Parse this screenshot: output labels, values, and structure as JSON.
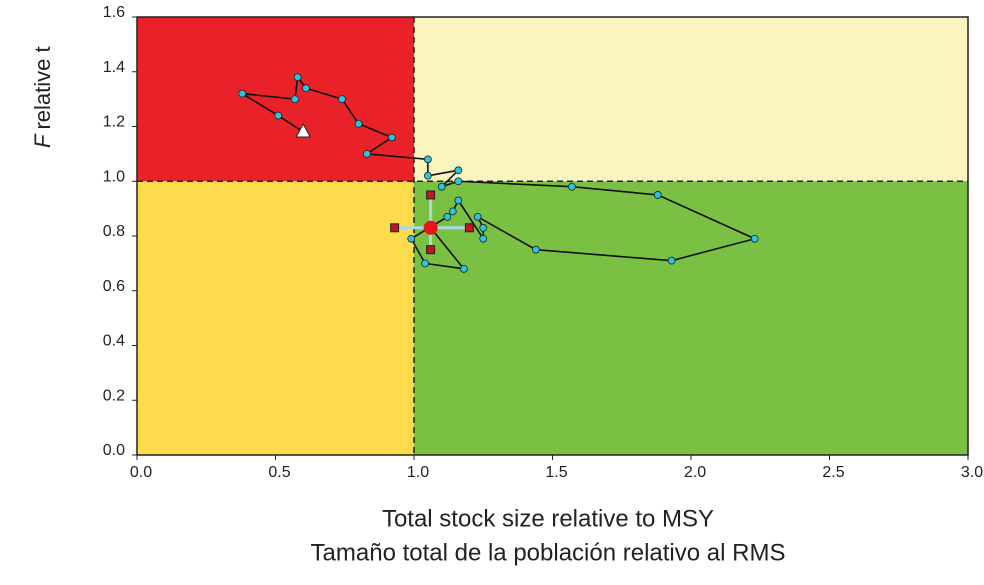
{
  "chart_data": {
    "type": "kobe",
    "ylabel_var": "F",
    "ylabel": "relative t",
    "xlabel": [
      "Total stock size relative to MSY",
      "Tamaño total de la población relativo al RMS"
    ],
    "xlim": [
      0,
      3
    ],
    "ylim": [
      0,
      1.6
    ],
    "xticks": [
      {
        "value": 0,
        "label": "0.0"
      },
      {
        "value": 0.5,
        "label": "0.5"
      },
      {
        "value": 1,
        "label": "1.0"
      },
      {
        "value": 1.5,
        "label": "1.5"
      },
      {
        "value": 2,
        "label": "2.0"
      },
      {
        "value": 2.5,
        "label": "2.5"
      },
      {
        "value": 3,
        "label": "3.0"
      }
    ],
    "yticks": [
      {
        "value": 0,
        "label": "0.0"
      },
      {
        "value": 0.2,
        "label": "0.2"
      },
      {
        "value": 0.4,
        "label": "0.4"
      },
      {
        "value": 0.6,
        "label": "0.6"
      },
      {
        "value": 0.8,
        "label": "0.8"
      },
      {
        "value": 1,
        "label": "1.0"
      },
      {
        "value": 1.2,
        "label": "1.2"
      },
      {
        "value": 1.4,
        "label": "1.4"
      },
      {
        "value": 1.6,
        "label": "1.6"
      }
    ],
    "reference": {
      "x": 1,
      "y": 1
    },
    "quadrant_colors": {
      "top_left": "#e92229",
      "top_right": "#fcf4bf",
      "bottom_left": "#fcdc4c",
      "bottom_right": "#7ac143"
    },
    "series": [
      {
        "color": "#29c4e0",
        "x": [
          0.6,
          0.51,
          0.38,
          0.57,
          0.58,
          0.61,
          0.74,
          0.8,
          0.92,
          0.83,
          1.05,
          1.05,
          1.16,
          1.1,
          1.16,
          1.57,
          1.88,
          2.23,
          1.93,
          1.44,
          1.23,
          1.25,
          1.25,
          1.16,
          1.14,
          1.12,
          0.99,
          1.04,
          1.18,
          1.06
        ],
        "values": [
          1.18,
          1.24,
          1.32,
          1.3,
          1.38,
          1.34,
          1.3,
          1.21,
          1.16,
          1.1,
          1.08,
          1.02,
          1.04,
          0.98,
          1.0,
          0.98,
          0.95,
          0.79,
          0.71,
          0.75,
          0.87,
          0.83,
          0.79,
          0.93,
          0.89,
          0.87,
          0.79,
          0.7,
          0.68,
          0.83
        ]
      }
    ],
    "final": {
      "color": "#e8141b",
      "x_ci": [
        0.93,
        1.2
      ],
      "y_ci": [
        0.75,
        0.95
      ]
    }
  }
}
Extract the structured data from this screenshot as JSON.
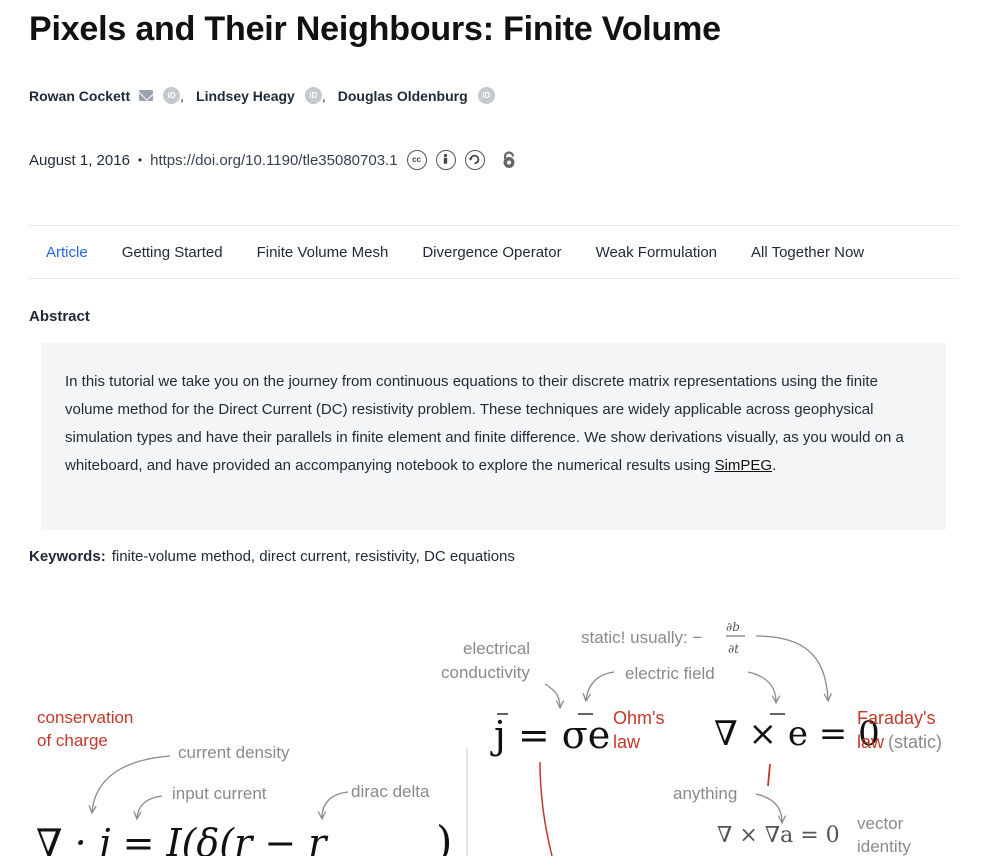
{
  "title": "Pixels and Their Neighbours: Finite Volume",
  "authors": [
    {
      "name": "Rowan Cockett",
      "email": true,
      "orcid": true
    },
    {
      "name": "Lindsey Heagy",
      "email": false,
      "orcid": true
    },
    {
      "name": "Douglas Oldenburg",
      "email": false,
      "orcid": true
    }
  ],
  "author_separator": ",",
  "icons": {
    "email": "mail-icon",
    "orcid": "orcid-icon",
    "orcid_text": "iD"
  },
  "meta": {
    "date": "August 1, 2016",
    "separator": "•",
    "doi": "https://doi.org/10.1190/tle35080703.1",
    "license_icons": [
      "cc",
      "by",
      "sa"
    ],
    "open_access_icon": "open-access-icon"
  },
  "tabs": [
    "Article",
    "Getting Started",
    "Finite Volume Mesh",
    "Divergence Operator",
    "Weak Formulation",
    "All Together Now"
  ],
  "abstract": {
    "heading": "Abstract",
    "text_before_link": "In this tutorial we take you on the journey from continuous equations to their discrete matrix representations using the finite volume method for the Direct Current (DC) resistivity problem. These techniques are widely applicable across geophysical simulation types and have their parallels in finite element and finite difference. We show derivations visually, as you would on a whiteboard, and have provided an accompanying notebook to explore the numerical results using ",
    "link_text": "SimPEG",
    "text_after_link": "."
  },
  "keywords": {
    "label": "Keywords:",
    "value": "finite-volume method, direct current, resistivity, DC equations"
  },
  "figure": {
    "colors": {
      "red": "#c0392b",
      "gray": "#8a8a8a",
      "black": "#111111"
    },
    "labels": {
      "conservation": [
        "conservation",
        "of charge"
      ],
      "current_density": "current density",
      "input_current": "input current",
      "dirac_delta": "dirac delta",
      "electrical_conductivity": [
        "electrical",
        "conductivity"
      ],
      "static_usually": "static! usually: −",
      "electric_field": "electric field",
      "ohms_law": [
        "Ohm's",
        "law"
      ],
      "faradays_law": [
        "Faraday's",
        "law"
      ],
      "static_suffix": "(static)",
      "anything": "anything",
      "vector_identity": [
        "vector",
        "identity"
      ]
    },
    "equations": {
      "divergence": "∇ · j = I(δ(r − r",
      "ohm": "j = σe",
      "faraday": "∇ × e = 0",
      "identity": "∇ × ∇a = 0",
      "frac_num": "∂b",
      "frac_den": "∂t"
    }
  }
}
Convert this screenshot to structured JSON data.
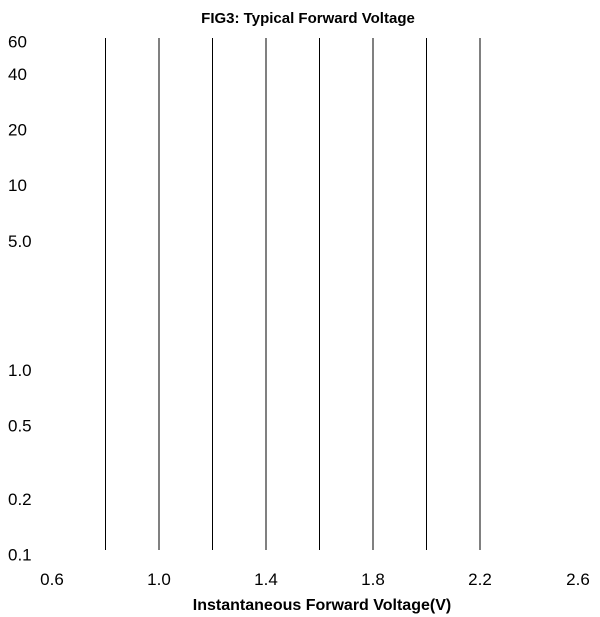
{
  "chart_data": {
    "type": "line",
    "title": "FIG3: Typical Forward Voltage",
    "xlabel": "Instantaneous Forward Voltage(V)",
    "ylabel": "",
    "x_ticks": [
      "0.6",
      "1.0",
      "1.4",
      "1.8",
      "2.2",
      "2.6"
    ],
    "x_tick_values": [
      0.6,
      1.0,
      1.4,
      1.8,
      2.2,
      2.6
    ],
    "y_ticks": [
      "60",
      "40",
      "20",
      "10",
      "5.0",
      "1.0",
      "0.5",
      "0.2",
      "0.1"
    ],
    "y_tick_values": [
      60,
      40,
      20,
      10,
      5,
      1,
      0.5,
      0.2,
      0.1
    ],
    "xlim": [
      0.6,
      2.6
    ],
    "ylim": [
      0.1,
      60
    ],
    "y_scale": "log",
    "grid": {
      "vertical": true,
      "horizontal": false,
      "vertical_line_x": [
        0.8,
        1.0,
        1.2,
        1.4,
        1.6,
        1.8,
        2.0,
        2.2
      ]
    },
    "series": []
  }
}
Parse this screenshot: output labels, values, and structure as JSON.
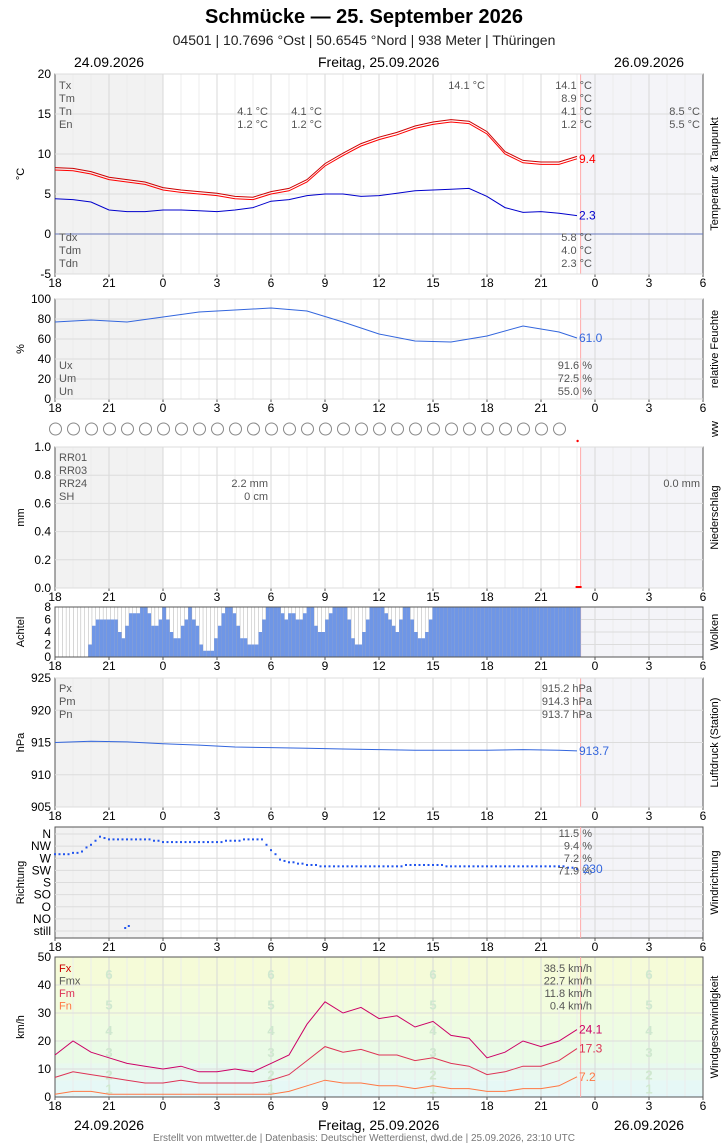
# # # # # # #
#### Problem description
Your task is to repeat the data above exactly while excluding the pictures.

#### Result of this exercise
Parse this screenshot: output labels, values, and structure as JSON.
{
  "chart_data": {
    "type": "kobe",
    "ylabel_var": "F",
    "ylabel": "relative t",
    "xlabel": [
      "Total stock size relative to MSY",
      "Tamaño total de la población relativo al RMS"
    ],
    "xlim": [
      0,
      3
    ],
    "ylim": [
      0,
      1.6
    ],
    "xticks": [
      {
        "value": 0,
        "label": "0.0"
      },
      {
        "value": 0.5,
        "label": "0.5"
      },
      {
        "value": 1,
        "label": "1.0"
      },
      {
        "value": 1.5,
        "label": "1.5"
      },
      {
        "value": 2,
        "label": "2.0"
      },
      {
        "value": 2.5,
        "label": "2.5"
      },
      {
        "value": 3,
        "label": "3.0"
      }
    ],
    "yticks": [
      {
        "value": 0,
        "label": "0.0"
      },
      {
        "value": 0.2,
        "label": "0.2"
      },
      {
        "value": 0.4,
        "label": "0.4"
      },
      {
        "value": 0.6,
        "label": "0.6"
      },
      {
        "value": 0.8,
        "label": "0.8"
      },
      {
        "value": 1,
        "label": "1.0"
      },
      {
        "value": 1.2,
        "label": "1.2"
      },
      {
        "value": 1.4,
        "label": "1.4"
      },
      {
        "value": 1.6,
        "label": "1.6"
      }
    ],
    "reference": {
      "x": 1,
      "y": 1
    },
    "quadrant_colors": {
      "top_left": "#e92229",
      "top_right": "#fcf4bf",
      "bottom_left": "#fcdc4c",
      "bottom_right": "#7ac143"
    },
    "series": [
      {
        "color": "#29c4e0",
        "x": [
          0.6,
          0.51,
          0.38,
          0.57,
          0.58,
          0.61,
          0.74,
          0.8,
          0.92,
          0.83,
          1.05,
          1.05,
          1.16,
          1.1,
          1.16,
          1.57,
          1.88,
          2.23,
          1.93,
          1.44,
          1.23,
          1.25,
          1.25,
          1.16,
          1.14,
          1.12,
          0.99,
          1.04,
          1.18,
          1.06
        ],
        "values": [
          1.18,
          1.24,
          1.32,
          1.3,
          1.38,
          1.34,
          1.3,
          1.21,
          1.16,
          1.1,
          1.08,
          1.02,
          1.04,
          0.98,
          1.0,
          0.98,
          0.95,
          0.79,
          0.71,
          0.75,
          0.87,
          0.83,
          0.79,
          0.93,
          0.89,
          0.87,
          0.79,
          0.7,
          0.68,
          0.83
        ]
      }
    ],
    "final": {
      "color": "#e8141b",
      "x_ci": [
        0.93,
        1.2
      ],
      "y_ci": [
        0.75,
        0.95
      ]
    }
  }
}
Extract the structured data from this screenshot as JSON.
{
  "title": "Pixels and Their Neighbours: Finite Volume",
  "authors": [
    {
      "name": "Rowan Cockett",
      "email": true,
      "orcid": true
    },
    {
      "name": "Lindsey Heagy",
      "email": false,
      "orcid": true
    },
    {
      "name": "Douglas Oldenburg",
      "email": false,
      "orcid": true
    }
  ],
  "author_separator": ",",
  "icons": {
    "email": "mail-icon",
    "orcid": "orcid-icon",
    "orcid_text": "iD"
  },
  "meta": {
    "date": "August 1, 2016",
    "separator": "•",
    "doi": "https://doi.org/10.1190/tle35080703.1",
    "license_icons": [
      "cc",
      "by",
      "sa"
    ],
    "open_access_icon": "open-access-icon"
  },
  "tabs": [
    "Article",
    "Getting Started",
    "Finite Volume Mesh",
    "Divergence Operator",
    "Weak Formulation",
    "All Together Now"
  ],
  "abstract": {
    "heading": "Abstract",
    "text_before_link": "In this tutorial we take you on the journey from continuous equations to their discrete matrix representations using the finite volume method for the Direct Current (DC) resistivity problem. These techniques are widely applicable across geophysical simulation types and have their parallels in finite element and finite difference. We show derivations visually, as you would on a whiteboard, and have provided an accompanying notebook to explore the numerical results using ",
    "link_text": "SimPEG",
    "text_after_link": "."
  },
  "keywords": {
    "label": "Keywords:",
    "value": "finite-volume method, direct current, resistivity, DC equations"
  },
  "figure": {
    "colors": {
      "red": "#c0392b",
      "gray": "#8a8a8a",
      "black": "#111111"
    },
    "labels": {
      "conservation": [
        "conservation",
        "of charge"
      ],
      "current_density": "current density",
      "input_current": "input current",
      "dirac_delta": "dirac delta",
      "electrical_conductivity": [
        "electrical",
        "conductivity"
      ],
      "static_usually": "static! usually: −",
      "electric_field": "electric field",
      "ohms_law": [
        "Ohm's",
        "law"
      ],
      "faradays_law": [
        "Faraday's",
        "law"
      ],
      "static_suffix": "(static)",
      "anything": "anything",
      "vector_identity": [
        "vector",
        "identity"
      ]
    },
    "equations": {
      "divergence": "∇ · j = I(δ(r − r",
      "ohm": "j = σe",
      "faraday": "∇ × e = 0",
      "identity": "∇ × ∇a = 0",
      "frac_num": "∂b",
      "frac_den": "∂t"
    }
  }
}
Convert this screenshot to structured JSON data.
{
  "chart_data": {
    "type": "line",
    "title": "FIG3: Typical Forward Voltage",
    "xlabel": "Instantaneous Forward Voltage(V)",
    "ylabel": "",
    "x_ticks": [
      "0.6",
      "1.0",
      "1.4",
      "1.8",
      "2.2",
      "2.6"
    ],
    "x_tick_values": [
      0.6,
      1.0,
      1.4,
      1.8,
      2.2,
      2.6
    ],
    "y_ticks": [
      "60",
      "40",
      "20",
      "10",
      "5.0",
      "1.0",
      "0.5",
      "0.2",
      "0.1"
    ],
    "y_tick_values": [
      60,
      40,
      20,
      10,
      5,
      1,
      0.5,
      0.2,
      0.1
    ],
    "xlim": [
      0.6,
      2.6
    ],
    "ylim": [
      0.1,
      60
    ],
    "y_scale": "log",
    "grid": {
      "vertical": true,
      "horizontal": false,
      "vertical_line_x": [
        0.8,
        1.0,
        1.2,
        1.4,
        1.6,
        1.8,
        2.0,
        2.2
      ]
    },
    "series": []
  }
}
Parse this screenshot: output labels, values, and structure as JSON.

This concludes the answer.